-- start of DATA FOR THIS TASK --

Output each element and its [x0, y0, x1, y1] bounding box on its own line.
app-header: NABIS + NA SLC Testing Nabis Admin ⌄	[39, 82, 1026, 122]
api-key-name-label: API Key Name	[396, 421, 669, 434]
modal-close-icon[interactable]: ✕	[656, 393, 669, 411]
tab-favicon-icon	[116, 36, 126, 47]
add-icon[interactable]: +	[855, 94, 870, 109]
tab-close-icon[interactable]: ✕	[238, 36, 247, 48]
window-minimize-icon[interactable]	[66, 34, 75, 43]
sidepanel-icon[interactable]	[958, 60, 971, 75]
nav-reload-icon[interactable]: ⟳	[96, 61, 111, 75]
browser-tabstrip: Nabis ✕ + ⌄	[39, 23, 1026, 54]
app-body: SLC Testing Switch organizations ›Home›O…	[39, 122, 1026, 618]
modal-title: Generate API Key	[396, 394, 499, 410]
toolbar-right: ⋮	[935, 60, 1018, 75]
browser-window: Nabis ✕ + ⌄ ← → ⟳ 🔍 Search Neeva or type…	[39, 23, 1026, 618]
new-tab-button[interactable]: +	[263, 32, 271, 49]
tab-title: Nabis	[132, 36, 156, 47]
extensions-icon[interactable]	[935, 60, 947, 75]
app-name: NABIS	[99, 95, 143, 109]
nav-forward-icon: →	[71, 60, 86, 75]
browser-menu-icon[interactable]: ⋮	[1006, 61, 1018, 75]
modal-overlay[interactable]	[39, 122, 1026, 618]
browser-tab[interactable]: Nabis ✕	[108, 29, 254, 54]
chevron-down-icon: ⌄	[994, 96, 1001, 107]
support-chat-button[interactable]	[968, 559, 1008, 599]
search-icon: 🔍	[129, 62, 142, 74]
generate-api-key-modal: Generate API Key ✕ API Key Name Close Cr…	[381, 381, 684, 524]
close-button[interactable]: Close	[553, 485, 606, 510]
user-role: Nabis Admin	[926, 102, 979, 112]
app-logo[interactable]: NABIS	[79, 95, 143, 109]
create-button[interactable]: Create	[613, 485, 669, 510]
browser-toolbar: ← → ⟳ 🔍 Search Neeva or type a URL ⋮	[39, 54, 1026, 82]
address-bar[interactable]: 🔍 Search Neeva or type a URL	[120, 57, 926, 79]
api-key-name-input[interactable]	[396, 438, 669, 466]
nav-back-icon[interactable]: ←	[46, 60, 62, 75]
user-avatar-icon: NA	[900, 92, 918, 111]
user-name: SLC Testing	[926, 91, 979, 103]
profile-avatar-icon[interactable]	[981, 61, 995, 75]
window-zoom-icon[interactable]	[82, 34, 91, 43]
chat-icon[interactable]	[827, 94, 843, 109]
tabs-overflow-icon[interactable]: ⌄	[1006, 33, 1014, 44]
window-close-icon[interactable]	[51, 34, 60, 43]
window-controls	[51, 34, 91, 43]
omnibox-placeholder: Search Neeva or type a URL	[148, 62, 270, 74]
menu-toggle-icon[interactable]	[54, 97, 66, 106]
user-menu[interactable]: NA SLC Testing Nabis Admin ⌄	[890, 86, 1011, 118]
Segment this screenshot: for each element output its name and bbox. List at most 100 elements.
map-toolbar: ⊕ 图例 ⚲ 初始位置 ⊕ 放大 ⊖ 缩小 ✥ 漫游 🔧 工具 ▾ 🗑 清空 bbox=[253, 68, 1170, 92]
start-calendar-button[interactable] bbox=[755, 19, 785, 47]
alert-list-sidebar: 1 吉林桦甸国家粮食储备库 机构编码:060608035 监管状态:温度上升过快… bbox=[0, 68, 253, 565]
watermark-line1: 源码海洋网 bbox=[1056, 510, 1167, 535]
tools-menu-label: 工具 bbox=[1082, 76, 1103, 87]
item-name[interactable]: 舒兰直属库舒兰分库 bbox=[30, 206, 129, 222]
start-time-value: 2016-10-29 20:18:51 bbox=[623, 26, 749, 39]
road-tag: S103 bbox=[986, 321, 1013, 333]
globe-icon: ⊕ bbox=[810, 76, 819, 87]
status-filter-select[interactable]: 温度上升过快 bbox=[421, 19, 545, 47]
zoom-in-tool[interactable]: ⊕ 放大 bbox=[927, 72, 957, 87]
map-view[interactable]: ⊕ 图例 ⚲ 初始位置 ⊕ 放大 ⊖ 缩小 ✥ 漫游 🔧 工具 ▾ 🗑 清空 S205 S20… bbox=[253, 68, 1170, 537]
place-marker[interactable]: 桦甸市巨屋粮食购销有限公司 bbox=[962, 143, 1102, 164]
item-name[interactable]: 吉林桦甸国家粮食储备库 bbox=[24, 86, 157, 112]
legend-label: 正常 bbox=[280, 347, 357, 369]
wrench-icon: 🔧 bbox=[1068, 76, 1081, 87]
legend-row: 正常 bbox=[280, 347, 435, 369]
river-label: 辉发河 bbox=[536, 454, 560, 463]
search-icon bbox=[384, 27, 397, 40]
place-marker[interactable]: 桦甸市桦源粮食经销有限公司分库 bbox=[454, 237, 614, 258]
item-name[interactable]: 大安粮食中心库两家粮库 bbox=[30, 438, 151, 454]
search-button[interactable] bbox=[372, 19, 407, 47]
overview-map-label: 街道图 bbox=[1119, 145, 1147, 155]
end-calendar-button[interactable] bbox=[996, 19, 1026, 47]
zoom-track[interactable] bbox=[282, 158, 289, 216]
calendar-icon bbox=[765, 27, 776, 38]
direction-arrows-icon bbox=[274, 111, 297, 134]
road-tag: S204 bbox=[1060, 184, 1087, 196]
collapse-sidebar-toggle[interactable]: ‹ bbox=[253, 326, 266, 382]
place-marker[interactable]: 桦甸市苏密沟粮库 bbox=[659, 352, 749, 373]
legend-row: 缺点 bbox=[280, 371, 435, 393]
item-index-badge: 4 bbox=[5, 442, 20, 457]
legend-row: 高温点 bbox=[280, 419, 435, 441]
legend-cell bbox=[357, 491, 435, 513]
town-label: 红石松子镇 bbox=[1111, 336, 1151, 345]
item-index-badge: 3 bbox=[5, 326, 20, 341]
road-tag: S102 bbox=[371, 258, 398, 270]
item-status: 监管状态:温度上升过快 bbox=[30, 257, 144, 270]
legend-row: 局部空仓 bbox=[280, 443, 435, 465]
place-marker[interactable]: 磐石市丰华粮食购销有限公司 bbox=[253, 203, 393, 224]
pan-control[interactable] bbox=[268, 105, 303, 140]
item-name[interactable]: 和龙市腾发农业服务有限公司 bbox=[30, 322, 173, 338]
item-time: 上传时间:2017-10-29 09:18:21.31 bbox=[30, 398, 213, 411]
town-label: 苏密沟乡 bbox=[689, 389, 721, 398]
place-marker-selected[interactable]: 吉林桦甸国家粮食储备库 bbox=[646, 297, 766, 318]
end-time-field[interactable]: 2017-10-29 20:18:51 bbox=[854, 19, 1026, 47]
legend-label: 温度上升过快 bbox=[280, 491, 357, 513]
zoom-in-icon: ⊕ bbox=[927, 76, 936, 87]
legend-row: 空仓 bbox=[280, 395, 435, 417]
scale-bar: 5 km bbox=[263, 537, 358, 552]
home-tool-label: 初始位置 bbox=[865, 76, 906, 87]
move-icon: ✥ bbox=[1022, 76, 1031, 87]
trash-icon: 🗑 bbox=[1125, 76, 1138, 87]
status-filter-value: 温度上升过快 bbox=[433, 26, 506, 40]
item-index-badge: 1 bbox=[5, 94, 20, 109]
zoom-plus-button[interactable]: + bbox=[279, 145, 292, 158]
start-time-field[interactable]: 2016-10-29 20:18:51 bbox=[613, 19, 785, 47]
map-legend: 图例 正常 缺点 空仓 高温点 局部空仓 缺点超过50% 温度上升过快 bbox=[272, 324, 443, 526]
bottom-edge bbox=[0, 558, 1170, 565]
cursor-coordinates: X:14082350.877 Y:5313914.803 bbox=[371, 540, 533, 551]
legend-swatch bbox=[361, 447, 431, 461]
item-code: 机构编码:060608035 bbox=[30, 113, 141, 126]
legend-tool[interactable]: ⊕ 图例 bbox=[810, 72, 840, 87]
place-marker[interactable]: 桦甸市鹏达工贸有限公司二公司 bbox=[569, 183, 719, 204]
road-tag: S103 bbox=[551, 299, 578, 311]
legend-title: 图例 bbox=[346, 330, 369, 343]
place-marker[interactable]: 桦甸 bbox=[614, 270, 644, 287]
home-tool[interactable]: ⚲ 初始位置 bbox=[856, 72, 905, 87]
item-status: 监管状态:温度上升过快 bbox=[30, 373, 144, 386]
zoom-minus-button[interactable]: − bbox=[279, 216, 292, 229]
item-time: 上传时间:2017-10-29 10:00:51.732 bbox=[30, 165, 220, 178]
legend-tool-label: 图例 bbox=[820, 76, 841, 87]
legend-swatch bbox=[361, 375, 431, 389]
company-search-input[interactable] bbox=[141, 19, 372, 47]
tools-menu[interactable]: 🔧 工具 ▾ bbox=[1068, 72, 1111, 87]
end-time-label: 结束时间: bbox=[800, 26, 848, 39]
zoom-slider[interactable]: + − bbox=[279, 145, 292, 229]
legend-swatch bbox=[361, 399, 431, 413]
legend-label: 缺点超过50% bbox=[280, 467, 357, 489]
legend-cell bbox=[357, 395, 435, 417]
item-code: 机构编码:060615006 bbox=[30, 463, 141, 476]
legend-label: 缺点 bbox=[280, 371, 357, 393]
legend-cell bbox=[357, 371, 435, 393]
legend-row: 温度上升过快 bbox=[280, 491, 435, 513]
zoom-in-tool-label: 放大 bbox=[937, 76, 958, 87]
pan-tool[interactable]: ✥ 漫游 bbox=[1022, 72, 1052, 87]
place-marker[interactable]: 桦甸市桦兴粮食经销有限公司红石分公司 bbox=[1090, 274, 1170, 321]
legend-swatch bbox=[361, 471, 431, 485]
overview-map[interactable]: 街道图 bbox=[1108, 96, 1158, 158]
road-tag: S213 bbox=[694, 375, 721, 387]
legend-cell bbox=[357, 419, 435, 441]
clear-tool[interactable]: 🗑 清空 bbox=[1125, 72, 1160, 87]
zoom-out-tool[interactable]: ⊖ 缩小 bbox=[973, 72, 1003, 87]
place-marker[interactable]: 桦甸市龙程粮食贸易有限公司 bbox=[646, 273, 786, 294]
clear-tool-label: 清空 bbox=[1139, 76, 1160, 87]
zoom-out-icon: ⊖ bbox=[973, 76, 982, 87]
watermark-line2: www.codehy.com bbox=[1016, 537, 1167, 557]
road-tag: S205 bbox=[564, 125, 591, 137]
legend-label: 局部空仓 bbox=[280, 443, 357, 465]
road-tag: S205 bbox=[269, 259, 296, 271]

-- end of DATA FOR THIS TASK --

▸ **GIVEN REQUEST**
Write out the stretch of the material from its first line through the line containing "app-body: SLC Testing", character for character.

▸ **FINISHED EXERCISE**
Output each element and its [x0, y0, x1, y1] bounding box on its own line.
app-header: NABIS + NA SLC Testing Nabis Admin ⌄	[39, 82, 1026, 122]
api-key-name-label: API Key Name	[396, 421, 669, 434]
modal-close-icon[interactable]: ✕	[656, 393, 669, 411]
tab-favicon-icon	[116, 36, 126, 47]
add-icon[interactable]: +	[855, 94, 870, 109]
tab-close-icon[interactable]: ✕	[238, 36, 247, 48]
window-minimize-icon[interactable]	[66, 34, 75, 43]
sidepanel-icon[interactable]	[958, 60, 971, 75]
nav-reload-icon[interactable]: ⟳	[96, 61, 111, 75]
browser-tabstrip: Nabis ✕ + ⌄	[39, 23, 1026, 54]
app-body: SLC Testing Switch organizations ›Home›O…	[39, 122, 1026, 618]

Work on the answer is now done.